**Stated problem a**: Using the guide on contractor invoicing below, decide whether each statement agrees with it: (i) Net 14 is described as the standard payment term for contractors; (ii) funds withheld under the no-ABN rule are returned within 30 days; (iii) applying for an ABN costs a fee. For each, answer yes or no and quote the deciding words of the guide.

**Text block**:
• • • • • • •

How to Invoice as a Contractor

Last updated 28 May 2026 · By InvoiceSonic Team · 7 minute read

Quick answer

As a contractor in Australia, invoice your client using your registered business name and ABN, charge GST if you are GST-registered (mandatory above $75,000 annual turnover), state clear payment terms (Net 14 is standard), and include your bank details for payment. Without your ABN displayed, the client must withhold 47% of the payment under the ATO's no-ABN-withholding rule.

Contractor vs employee — why it matters for invoicing

The first question to settle: are you actually a contractor or an employee in disguise? The ATO uses six factors to test this — control over how work is done, ability to delegate, payment basis (per hour vs per result), tools and equipment, commercial risk, and exclusivity. If you are genuinely a contractor, you invoice the client. If you are an employee, the client pays you wages via PAYG and there is no invoice.

A few common contractor scenarios:

  • Independent IT/dev/design contractor. Multiple clients, fixed-scope or daily-rate work, invoice monthly or per milestone.
  • Trades subcontractor. One main contractor as primary client, paid per job, invoice on completion.
  • Consultant or strategist. Project-based or retainer, invoice monthly.
  • Labour-hire arrangements. Be careful — if your "contracting" looks like employment to the ATO, you may need to reclassify.

See the ATO's contractor vs employee tests if you are not sure.

What a contractor invoice must include

Contractor invoices use the same fields as any Australian business invoice:

  • Your business name and ABN. Sole-trader contractors trading under their own name still need the ABN. Without it, the client withholds 47%.
  • Your contact details. Email, phone, business address.
  • The client's name and address. Their full legal business name. Their ABN too if the sale is $1,000+.
  • Unique invoice number. Sequential — CON-2026-001 is a typical contractor format.
  • Issue date and due date. Net 14 is the contractor standard.
  • Line items. Specific to the work: "Web development — 32 hours @ $150/hr = $4,800" or "Backend feature build — sprint 7, fixed fee = $5,000".
  • GST (if registered). 10% line if GST-registered. Mandatory once turnover exceeds $75,000/year.
  • Total payable in AUD.
  • Payment details. BSB and account number for bank transfer. Optionally PayID or BPAY.

ABN and the 47% withholding rule

The single most important thing on a contractor invoice is your ABN. Under the ATO's "no-ABN withholding" rule, if you do not show your ABN on your invoice, the client is legally required to withhold 47% of the payment and remit it to the ATO as tax.

You only get those withheld funds back when you lodge your tax return — typically 6-12 months later. That is a serious cash-flow problem for any contractor.

If you do not have an ABN yet, apply for one through the Australian Business Register — it is free and the application takes 15-20 minutes.

• • • • • • •

**Data provided**:

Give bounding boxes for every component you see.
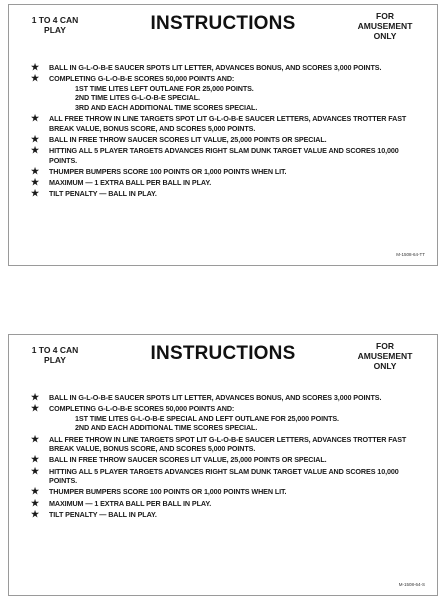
rule-item <box>31 114 423 133</box>
rule-text: ALL FREE THROW IN LINE TARGETS SPOT LIT G-L-O-B-E SAUCER LETTERS, ADVANCES TROTTER FAST BREAK VALUE, BONUS SCORE, AND SCORES 5,000 POINTS. <box>49 114 407 133</box>
rule-text: THUMPER BUMPERS SCORE 100 POINTS OR 1,000 POINTS WHEN LIT. <box>49 166 287 176</box>
star-icon: ★ <box>31 165 39 176</box>
star-icon: ★ <box>31 177 39 188</box>
rule-subitem: 1ST TIME LITES G-L-O-B-E SPECIAL AND LEFT OUTLANE FOR 25,000 POINTS. <box>75 413 339 423</box>
instruction-card-2 <box>8 334 438 596</box>
rule-text: MAXIMUM — 1 EXTRA BALL PER BALL IN PLAY. <box>49 498 212 508</box>
rule-item <box>31 404 423 433</box>
rule-item <box>31 510 423 520</box>
rule-item <box>31 167 423 177</box>
rule-text: COMPLETING G-L-O-B-E SCORES 50,000 POINTS AND: <box>49 74 235 84</box>
star-icon: ★ <box>31 73 39 84</box>
rule-text: BALL IN G-L-O-B-E SAUCER SPOTS LIT LETTER, ADVANCES BONUS, AND SCORES 3,000 POINTS. <box>49 63 382 72</box>
rule-item <box>31 435 423 454</box>
star-icon: ★ <box>31 497 39 508</box>
rule-text: BALL IN FREE THROW SAUCER SCORES LIT VALUE, 25,000 POINTS OR SPECIAL. <box>49 134 327 144</box>
star-icon: ★ <box>31 433 39 444</box>
star-icon: ★ <box>31 62 39 72</box>
rule-text: MAXIMUM — 1 EXTRA BALL PER BALL IN PLAY. <box>49 178 212 188</box>
rule-item <box>31 189 423 199</box>
rule-item <box>31 178 423 188</box>
rule-text: TILT PENALTY — BALL IN PLAY. <box>49 509 157 519</box>
rule-text: TILT PENALTY — BALL IN PLAY. <box>49 189 157 199</box>
card-code: M-1508-64-S <box>398 582 425 587</box>
rule-subitem: 2ND AND EACH ADDITIONAL TIME SCORES SPECIAL. <box>75 423 258 433</box>
rule-text: COMPLETING G-L-O-B-E SCORES 50,000 POINTS AND: <box>49 404 235 414</box>
star-icon: ★ <box>31 188 39 199</box>
rule-item <box>31 135 423 145</box>
star-icon: ★ <box>31 508 39 519</box>
star-icon: ★ <box>31 403 39 414</box>
rules-list <box>31 393 423 521</box>
rule-item <box>31 467 423 486</box>
amusement-label: FOR AMUSEMENT ONLY <box>357 341 413 371</box>
rule-text: THUMPER BUMPERS SCORE 100 POINTS OR 1,000 POINTS WHEN LIT. <box>49 487 287 497</box>
rule-item <box>31 487 423 497</box>
rule-item <box>31 146 423 165</box>
rule-text: HITTING ALL 5 PLAYER TARGETS ADVANCES RIGHT SLAM DUNK TARGET VALUE AND SCORES 10,000 POINTS. <box>49 466 399 486</box>
rule-text: BALL IN FREE THROW SAUCER SCORES LIT VALUE, 25,000 POINTS OR SPECIAL. <box>49 455 327 465</box>
star-icon: ★ <box>31 133 39 144</box>
card-code: M-1508-64-TT <box>396 252 425 257</box>
rule-subitem: 1ST TIME LITES LEFT OUTLANE FOR 25,000 POINTS. <box>75 83 254 93</box>
star-icon: ★ <box>31 465 39 476</box>
players-label: 1 TO 4 CAN PLAY <box>31 15 79 35</box>
rule-text: ALL FREE THROW IN LINE TARGETS SPOT LIT G-L-O-B-E SAUCER LETTERS, ADVANCES TROTTER FAST BREAK VALUE, BONUS SCORE, AND SCORES 5,000 POINTS. <box>49 434 407 454</box>
star-icon: ★ <box>31 113 39 124</box>
instruction-card-1 <box>8 4 438 266</box>
rule-subitem: 3RD AND EACH ADDITIONAL TIME SCORES SPECIAL. <box>75 102 258 112</box>
star-icon: ★ <box>31 486 39 497</box>
rule-item <box>31 74 423 112</box>
card-title: INSTRUCTIONS <box>150 13 296 34</box>
rule-item <box>31 63 423 73</box>
players-label: 1 TO 4 CAN PLAY <box>31 345 79 365</box>
rules-list <box>31 63 423 200</box>
rule-text: BALL IN G-L-O-B-E SAUCER SPOTS LIT LETTER, ADVANCES BONUS, AND SCORES 3,000 POINTS. <box>49 393 382 402</box>
rule-subitem: 2ND TIME LITES G-L-O-B-E SPECIAL. <box>75 93 200 103</box>
rule-item <box>31 455 423 465</box>
star-icon: ★ <box>31 145 39 156</box>
rule-item <box>31 499 423 509</box>
star-icon: ★ <box>31 392 39 402</box>
rule-text: HITTING ALL 5 PLAYER TARGETS ADVANCES RIGHT SLAM DUNK TARGET VALUE AND SCORES 10,000 POINTS. <box>49 146 399 165</box>
star-icon: ★ <box>31 454 39 465</box>
rule-item <box>31 393 423 403</box>
card-title: INSTRUCTIONS <box>150 343 296 364</box>
amusement-label: FOR AMUSEMENT ONLY <box>357 11 413 41</box>
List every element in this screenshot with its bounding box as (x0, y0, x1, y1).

• • • • • • •

**Stated problem b**: In the records, switch "TILT PENALTY" to "TILT WARNING" throughout the stretch from the line containing "rule-item <box>31 114 423 133</box>" through the line containing "404 235 414</box>", leaving everything else unchanged, and return only those lines.

**Exercise answer a**:
(i) Yes: "Net 14 is the contractor standard."
(ii) No: "You only get those withheld funds back when you lodge your tax return — typically 6-12 months later."
(iii) No: "it is free and the application takes 15-20 minutes."

**Exercise answer b**:
rule-item <box>31 114 423 133</box>
rule-text: ALL FREE THROW IN LINE TARGETS SPOT LIT G-L-O-B-E SAUCER LETTERS, ADVANCES TROTTER FAST BREAK VALUE, BONUS SCORE, AND SCORES 5,000 POINTS. <box>49 114 407 133</box>
rule-text: THUMPER BUMPERS SCORE 100 POINTS OR 1,000 POINTS WHEN LIT. <box>49 166 287 176</box>
star-icon: ★ <box>31 165 39 176</box>
star-icon: ★ <box>31 177 39 188</box>
rule-subitem: 1ST TIME LITES G-L-O-B-E SPECIAL AND LEFT OUTLANE FOR 25,000 POINTS. <box>75 413 339 423</box>
instruction-card-2 <box>8 334 438 596</box>
rule-text: MAXIMUM — 1 EXTRA BALL PER BALL IN PLAY. <box>49 498 212 508</box>
rule-item <box>31 404 423 433</box>
rule-item <box>31 510 423 520</box>
rule-item <box>31 167 423 177</box>
rule-text: COMPLETING G-L-O-B-E SCORES 50,000 POINTS AND: <box>49 74 235 84</box>
star-icon: ★ <box>31 73 39 84</box>
rule-text: BALL IN G-L-O-B-E SAUCER SPOTS LIT LETTER, ADVANCES BONUS, AND SCORES 3,000 POINTS. <box>49 63 382 72</box>
rule-item <box>31 435 423 454</box>
star-icon: ★ <box>31 497 39 508</box>
rule-text: BALL IN FREE THROW SAUCER SCORES LIT VALUE, 25,000 POINTS OR SPECIAL. <box>49 134 327 144</box>
star-icon: ★ <box>31 433 39 444</box>
star-icon: ★ <box>31 62 39 72</box>
rule-text: MAXIMUM — 1 EXTRA BALL PER BALL IN PLAY. <box>49 178 212 188</box>
rule-item <box>31 189 423 199</box>
rule-item <box>31 178 423 188</box>
rule-text: TILT WARNING — BALL IN PLAY. <box>49 509 157 519</box>
rule-text: TILT WARNING — BALL IN PLAY. <box>49 189 157 199</box>
card-code: M-1508-64-S <box>398 582 425 587</box>
rule-subitem: 2ND AND EACH ADDITIONAL TIME SCORES SPECIAL. <box>75 423 258 433</box>
rule-text: COMPLETING G-L-O-B-E SCORES 50,000 POINTS AND: <box>49 404 235 414</box>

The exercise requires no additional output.